_What you have to do_
Determine the count of lines holding the string "name". Return only the number.

=== Data to use ===

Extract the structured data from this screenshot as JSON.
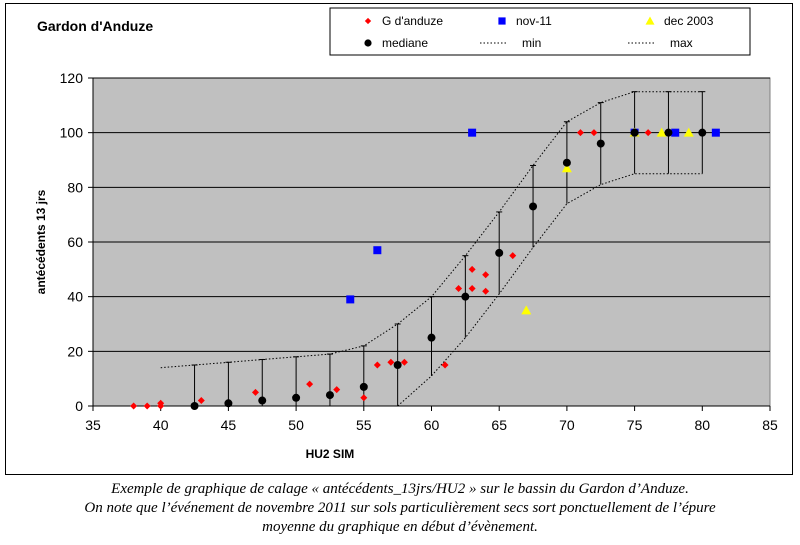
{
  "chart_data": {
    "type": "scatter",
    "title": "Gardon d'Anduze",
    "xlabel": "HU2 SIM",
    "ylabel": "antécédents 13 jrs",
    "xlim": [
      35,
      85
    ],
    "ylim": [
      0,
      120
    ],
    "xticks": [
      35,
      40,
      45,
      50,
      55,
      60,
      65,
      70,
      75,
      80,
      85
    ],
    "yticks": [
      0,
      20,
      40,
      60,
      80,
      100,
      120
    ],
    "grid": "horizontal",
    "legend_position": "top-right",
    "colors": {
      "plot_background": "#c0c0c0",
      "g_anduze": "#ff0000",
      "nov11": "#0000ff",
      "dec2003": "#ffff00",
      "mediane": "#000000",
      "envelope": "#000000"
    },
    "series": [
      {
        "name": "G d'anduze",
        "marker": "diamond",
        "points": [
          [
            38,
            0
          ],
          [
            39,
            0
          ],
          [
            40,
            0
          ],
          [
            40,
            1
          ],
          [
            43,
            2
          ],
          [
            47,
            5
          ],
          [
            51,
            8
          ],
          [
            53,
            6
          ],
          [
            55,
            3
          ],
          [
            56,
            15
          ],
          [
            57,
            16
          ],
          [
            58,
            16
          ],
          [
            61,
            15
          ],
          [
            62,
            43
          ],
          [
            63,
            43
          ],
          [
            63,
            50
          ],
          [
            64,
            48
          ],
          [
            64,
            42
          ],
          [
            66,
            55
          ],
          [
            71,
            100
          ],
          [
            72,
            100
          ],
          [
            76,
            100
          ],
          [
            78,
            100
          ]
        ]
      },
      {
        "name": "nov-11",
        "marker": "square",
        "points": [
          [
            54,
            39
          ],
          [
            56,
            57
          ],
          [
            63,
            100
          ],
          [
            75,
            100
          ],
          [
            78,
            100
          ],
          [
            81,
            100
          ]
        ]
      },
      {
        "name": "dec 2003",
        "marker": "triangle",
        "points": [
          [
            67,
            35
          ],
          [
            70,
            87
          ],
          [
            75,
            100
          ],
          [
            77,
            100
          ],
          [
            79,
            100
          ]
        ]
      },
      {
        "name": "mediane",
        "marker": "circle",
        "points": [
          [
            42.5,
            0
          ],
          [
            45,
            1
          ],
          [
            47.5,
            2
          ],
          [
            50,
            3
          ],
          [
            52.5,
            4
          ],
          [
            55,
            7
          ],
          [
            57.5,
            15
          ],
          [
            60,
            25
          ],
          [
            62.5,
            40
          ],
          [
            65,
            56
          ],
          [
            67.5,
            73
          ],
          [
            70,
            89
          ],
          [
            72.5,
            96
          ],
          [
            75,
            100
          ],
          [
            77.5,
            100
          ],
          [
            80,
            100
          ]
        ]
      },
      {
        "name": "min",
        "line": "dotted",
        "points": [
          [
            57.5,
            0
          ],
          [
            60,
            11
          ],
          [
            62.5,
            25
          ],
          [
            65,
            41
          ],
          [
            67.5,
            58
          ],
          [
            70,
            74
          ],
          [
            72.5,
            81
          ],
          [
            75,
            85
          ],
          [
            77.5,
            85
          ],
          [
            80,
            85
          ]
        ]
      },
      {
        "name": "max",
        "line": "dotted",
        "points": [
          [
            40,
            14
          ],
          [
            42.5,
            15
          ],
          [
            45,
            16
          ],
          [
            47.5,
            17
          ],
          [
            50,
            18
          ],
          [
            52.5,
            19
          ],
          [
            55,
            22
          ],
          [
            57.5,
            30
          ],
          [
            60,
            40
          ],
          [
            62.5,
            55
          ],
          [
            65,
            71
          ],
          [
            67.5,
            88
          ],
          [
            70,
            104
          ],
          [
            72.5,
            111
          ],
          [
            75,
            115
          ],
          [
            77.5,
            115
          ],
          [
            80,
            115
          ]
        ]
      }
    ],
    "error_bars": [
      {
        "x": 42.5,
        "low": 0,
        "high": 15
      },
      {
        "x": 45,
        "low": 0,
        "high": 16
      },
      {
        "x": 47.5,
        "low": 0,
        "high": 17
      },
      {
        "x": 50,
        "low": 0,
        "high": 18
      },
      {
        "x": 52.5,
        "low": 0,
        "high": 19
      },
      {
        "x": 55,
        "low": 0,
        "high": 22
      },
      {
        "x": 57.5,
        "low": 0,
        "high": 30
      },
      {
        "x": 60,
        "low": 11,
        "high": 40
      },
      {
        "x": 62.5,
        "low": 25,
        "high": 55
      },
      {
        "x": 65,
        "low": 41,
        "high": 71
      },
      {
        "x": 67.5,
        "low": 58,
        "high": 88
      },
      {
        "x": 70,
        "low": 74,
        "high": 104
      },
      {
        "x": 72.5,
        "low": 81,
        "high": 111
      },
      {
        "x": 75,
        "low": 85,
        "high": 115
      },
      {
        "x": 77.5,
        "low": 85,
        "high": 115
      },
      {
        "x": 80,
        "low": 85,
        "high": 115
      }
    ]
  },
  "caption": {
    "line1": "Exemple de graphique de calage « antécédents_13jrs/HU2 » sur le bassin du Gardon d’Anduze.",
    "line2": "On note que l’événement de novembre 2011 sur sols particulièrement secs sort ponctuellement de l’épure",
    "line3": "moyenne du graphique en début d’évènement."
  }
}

===

_Correct output_
6